■ Task ■
Using the material below, copy every line where "JSON" appears.

■ Extracted data ■
(begin)

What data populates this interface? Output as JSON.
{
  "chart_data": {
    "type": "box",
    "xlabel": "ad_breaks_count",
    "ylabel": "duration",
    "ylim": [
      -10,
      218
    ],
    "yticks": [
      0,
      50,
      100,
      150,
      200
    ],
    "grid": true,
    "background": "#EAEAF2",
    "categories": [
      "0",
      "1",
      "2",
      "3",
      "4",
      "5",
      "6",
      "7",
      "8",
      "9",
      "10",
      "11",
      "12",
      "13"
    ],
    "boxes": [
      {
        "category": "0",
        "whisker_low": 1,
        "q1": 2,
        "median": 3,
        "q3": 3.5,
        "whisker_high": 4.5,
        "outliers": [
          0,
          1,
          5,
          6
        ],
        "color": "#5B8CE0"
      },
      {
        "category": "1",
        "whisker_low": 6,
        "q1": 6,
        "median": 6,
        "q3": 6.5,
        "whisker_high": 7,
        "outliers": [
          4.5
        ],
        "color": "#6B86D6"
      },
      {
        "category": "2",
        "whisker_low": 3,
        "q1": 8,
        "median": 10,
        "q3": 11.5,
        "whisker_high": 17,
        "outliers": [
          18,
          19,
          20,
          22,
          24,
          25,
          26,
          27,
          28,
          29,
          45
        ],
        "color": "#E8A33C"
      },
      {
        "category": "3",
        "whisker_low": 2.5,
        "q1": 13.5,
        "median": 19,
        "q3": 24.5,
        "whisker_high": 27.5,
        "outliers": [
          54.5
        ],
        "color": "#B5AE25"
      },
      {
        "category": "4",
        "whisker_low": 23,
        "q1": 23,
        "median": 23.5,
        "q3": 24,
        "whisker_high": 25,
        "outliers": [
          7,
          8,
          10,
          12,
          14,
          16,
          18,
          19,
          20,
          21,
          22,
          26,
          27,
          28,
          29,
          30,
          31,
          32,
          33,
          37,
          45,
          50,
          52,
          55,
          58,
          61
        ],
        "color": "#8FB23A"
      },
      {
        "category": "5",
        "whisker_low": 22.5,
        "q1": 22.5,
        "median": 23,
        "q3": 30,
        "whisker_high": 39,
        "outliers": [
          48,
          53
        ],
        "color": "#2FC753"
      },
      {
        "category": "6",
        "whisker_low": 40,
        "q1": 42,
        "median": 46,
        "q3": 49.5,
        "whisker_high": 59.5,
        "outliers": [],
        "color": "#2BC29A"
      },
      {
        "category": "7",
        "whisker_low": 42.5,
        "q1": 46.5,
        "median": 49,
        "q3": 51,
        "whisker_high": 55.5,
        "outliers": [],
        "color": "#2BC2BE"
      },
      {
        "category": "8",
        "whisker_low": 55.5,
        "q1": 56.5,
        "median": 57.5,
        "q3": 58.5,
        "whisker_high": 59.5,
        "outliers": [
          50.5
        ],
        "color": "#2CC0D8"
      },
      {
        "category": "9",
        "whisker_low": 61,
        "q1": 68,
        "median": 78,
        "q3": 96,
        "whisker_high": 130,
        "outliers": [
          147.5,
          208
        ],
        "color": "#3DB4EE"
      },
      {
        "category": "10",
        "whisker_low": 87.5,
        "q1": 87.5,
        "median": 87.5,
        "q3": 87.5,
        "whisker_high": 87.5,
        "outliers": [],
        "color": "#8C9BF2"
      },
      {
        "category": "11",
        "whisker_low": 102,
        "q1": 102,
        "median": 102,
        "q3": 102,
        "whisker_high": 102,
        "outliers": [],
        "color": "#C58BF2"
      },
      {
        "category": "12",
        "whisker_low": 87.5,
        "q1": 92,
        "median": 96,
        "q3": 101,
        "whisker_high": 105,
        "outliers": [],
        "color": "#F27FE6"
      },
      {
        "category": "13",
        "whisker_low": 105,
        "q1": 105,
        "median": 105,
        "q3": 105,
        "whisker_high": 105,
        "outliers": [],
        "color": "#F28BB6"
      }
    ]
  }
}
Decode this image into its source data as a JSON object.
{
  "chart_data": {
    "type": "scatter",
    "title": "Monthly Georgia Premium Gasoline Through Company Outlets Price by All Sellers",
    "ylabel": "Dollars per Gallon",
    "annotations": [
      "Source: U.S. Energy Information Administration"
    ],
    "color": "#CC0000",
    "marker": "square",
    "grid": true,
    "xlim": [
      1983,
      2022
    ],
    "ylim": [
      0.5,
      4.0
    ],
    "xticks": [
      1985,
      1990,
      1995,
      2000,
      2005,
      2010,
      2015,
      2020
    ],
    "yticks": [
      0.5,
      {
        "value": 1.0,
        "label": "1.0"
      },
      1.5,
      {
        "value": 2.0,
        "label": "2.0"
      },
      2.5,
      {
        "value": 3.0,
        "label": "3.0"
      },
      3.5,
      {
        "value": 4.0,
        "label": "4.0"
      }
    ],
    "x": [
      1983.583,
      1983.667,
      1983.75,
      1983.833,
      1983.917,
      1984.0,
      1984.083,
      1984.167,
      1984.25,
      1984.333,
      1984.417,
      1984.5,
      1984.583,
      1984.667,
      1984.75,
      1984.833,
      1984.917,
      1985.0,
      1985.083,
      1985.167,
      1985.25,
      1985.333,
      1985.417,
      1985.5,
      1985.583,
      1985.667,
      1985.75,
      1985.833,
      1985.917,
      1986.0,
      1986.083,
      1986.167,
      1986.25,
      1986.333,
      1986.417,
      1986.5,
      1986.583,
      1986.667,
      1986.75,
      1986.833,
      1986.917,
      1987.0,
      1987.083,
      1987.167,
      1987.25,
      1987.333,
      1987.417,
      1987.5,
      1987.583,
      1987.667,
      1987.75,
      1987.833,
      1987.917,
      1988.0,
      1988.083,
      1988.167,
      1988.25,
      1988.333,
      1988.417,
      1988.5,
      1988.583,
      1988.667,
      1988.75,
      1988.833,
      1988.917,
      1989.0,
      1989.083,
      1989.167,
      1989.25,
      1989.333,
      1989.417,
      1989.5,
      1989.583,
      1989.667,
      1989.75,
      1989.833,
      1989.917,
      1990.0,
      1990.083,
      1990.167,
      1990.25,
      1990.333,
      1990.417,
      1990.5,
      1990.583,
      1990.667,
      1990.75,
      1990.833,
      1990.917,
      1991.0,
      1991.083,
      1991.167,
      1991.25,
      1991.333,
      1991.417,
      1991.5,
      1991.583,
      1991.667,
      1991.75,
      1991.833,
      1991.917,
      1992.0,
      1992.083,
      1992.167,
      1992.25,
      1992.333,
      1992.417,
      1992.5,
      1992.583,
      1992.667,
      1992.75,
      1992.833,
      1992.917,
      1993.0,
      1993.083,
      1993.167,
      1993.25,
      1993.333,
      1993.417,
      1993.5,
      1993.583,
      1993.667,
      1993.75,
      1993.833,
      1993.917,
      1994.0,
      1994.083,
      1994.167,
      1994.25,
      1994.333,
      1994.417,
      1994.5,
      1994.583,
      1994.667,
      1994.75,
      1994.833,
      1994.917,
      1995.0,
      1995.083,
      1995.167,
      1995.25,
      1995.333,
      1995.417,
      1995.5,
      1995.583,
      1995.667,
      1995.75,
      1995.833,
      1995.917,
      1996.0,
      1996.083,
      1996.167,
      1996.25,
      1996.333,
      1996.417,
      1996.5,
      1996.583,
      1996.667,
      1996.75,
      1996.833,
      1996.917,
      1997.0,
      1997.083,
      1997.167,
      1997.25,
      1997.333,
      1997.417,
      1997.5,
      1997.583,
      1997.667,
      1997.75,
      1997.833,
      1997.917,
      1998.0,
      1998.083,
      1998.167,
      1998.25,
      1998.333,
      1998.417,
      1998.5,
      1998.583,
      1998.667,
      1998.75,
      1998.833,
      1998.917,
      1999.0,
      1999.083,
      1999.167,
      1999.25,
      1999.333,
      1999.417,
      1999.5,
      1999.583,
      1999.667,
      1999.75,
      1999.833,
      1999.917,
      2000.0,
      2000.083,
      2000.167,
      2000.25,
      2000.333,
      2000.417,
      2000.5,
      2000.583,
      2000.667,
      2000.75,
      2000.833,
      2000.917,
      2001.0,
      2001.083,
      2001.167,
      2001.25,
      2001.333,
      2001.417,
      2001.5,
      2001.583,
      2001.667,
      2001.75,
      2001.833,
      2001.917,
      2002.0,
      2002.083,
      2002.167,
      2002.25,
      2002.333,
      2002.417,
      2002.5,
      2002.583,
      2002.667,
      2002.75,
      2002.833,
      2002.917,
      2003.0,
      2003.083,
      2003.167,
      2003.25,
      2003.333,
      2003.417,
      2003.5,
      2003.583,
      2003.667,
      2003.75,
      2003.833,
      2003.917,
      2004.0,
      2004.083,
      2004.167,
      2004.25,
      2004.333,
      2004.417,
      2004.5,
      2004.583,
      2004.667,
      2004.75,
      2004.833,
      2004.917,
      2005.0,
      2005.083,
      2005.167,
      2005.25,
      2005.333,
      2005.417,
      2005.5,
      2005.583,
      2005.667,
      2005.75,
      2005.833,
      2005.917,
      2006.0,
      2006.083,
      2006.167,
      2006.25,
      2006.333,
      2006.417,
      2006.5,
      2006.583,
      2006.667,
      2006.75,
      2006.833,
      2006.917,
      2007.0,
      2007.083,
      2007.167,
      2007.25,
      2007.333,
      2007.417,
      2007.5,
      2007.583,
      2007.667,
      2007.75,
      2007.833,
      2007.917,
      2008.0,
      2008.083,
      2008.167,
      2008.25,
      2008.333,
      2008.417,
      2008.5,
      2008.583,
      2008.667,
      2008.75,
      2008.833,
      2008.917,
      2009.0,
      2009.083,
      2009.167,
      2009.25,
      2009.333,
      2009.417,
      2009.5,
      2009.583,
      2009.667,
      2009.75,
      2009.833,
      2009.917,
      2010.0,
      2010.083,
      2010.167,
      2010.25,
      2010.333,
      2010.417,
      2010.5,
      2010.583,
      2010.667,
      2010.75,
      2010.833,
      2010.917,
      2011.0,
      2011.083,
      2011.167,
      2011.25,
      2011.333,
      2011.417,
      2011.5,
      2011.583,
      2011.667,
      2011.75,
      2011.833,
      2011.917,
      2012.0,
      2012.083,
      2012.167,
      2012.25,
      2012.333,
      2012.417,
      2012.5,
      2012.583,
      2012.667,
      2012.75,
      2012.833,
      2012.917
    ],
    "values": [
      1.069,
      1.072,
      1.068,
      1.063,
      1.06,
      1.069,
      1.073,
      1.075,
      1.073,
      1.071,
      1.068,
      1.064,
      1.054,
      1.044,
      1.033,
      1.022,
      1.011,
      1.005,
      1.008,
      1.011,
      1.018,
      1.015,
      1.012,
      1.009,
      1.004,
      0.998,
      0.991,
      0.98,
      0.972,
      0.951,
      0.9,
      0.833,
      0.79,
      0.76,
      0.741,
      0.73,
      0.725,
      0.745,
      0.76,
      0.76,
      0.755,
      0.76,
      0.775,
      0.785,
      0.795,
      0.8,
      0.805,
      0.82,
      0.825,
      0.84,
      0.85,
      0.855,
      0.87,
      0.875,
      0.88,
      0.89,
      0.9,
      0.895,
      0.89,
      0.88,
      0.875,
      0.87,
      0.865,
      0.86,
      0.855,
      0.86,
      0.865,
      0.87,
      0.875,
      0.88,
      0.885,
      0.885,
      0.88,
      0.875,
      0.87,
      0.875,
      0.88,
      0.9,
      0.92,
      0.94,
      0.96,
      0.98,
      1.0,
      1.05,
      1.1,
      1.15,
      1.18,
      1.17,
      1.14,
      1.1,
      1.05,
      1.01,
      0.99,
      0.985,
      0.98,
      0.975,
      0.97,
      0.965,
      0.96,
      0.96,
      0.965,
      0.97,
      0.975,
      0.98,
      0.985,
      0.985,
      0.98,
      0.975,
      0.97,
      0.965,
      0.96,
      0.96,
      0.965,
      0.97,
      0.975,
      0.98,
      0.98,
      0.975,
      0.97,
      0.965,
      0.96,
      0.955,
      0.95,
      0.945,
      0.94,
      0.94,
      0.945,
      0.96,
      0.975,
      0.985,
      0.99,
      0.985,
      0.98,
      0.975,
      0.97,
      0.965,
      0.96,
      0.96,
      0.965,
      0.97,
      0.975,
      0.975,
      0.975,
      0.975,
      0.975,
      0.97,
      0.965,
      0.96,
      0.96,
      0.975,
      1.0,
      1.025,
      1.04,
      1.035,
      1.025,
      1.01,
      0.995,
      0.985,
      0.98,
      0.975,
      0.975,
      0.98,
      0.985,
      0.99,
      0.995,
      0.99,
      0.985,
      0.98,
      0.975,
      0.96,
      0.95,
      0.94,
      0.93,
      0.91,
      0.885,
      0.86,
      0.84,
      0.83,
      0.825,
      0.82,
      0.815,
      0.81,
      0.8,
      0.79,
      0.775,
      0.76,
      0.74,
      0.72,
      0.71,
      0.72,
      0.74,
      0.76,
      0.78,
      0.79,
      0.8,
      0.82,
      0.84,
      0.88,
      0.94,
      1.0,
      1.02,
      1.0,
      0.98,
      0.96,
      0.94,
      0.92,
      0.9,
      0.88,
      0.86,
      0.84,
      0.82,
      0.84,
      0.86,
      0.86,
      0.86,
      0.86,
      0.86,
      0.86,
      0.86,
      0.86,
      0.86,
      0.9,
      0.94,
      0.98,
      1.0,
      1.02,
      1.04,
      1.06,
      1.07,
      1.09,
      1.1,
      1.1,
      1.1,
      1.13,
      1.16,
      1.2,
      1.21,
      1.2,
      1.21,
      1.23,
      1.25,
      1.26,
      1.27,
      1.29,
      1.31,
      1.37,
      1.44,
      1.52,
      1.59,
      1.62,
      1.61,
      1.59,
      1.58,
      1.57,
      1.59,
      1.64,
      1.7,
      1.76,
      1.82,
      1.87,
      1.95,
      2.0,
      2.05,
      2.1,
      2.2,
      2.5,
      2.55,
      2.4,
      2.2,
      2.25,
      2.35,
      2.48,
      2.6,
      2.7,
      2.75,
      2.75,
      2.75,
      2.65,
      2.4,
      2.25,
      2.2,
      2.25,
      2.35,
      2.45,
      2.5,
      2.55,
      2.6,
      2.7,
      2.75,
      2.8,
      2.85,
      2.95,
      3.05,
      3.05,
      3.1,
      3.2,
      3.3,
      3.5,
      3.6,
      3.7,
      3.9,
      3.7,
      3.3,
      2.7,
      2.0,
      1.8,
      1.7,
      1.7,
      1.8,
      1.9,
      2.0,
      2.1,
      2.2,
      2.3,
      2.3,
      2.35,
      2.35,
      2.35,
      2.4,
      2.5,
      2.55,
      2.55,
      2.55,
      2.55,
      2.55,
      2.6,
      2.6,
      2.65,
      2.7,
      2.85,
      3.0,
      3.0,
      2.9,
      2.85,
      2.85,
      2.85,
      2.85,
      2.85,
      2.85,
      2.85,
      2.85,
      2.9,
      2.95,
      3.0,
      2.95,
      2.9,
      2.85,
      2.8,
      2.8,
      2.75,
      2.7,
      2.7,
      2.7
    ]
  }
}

(end)

■ Answer to the problem ■
What data populates this interface? Output as JSON.
Decode this image into its source data as a JSON object.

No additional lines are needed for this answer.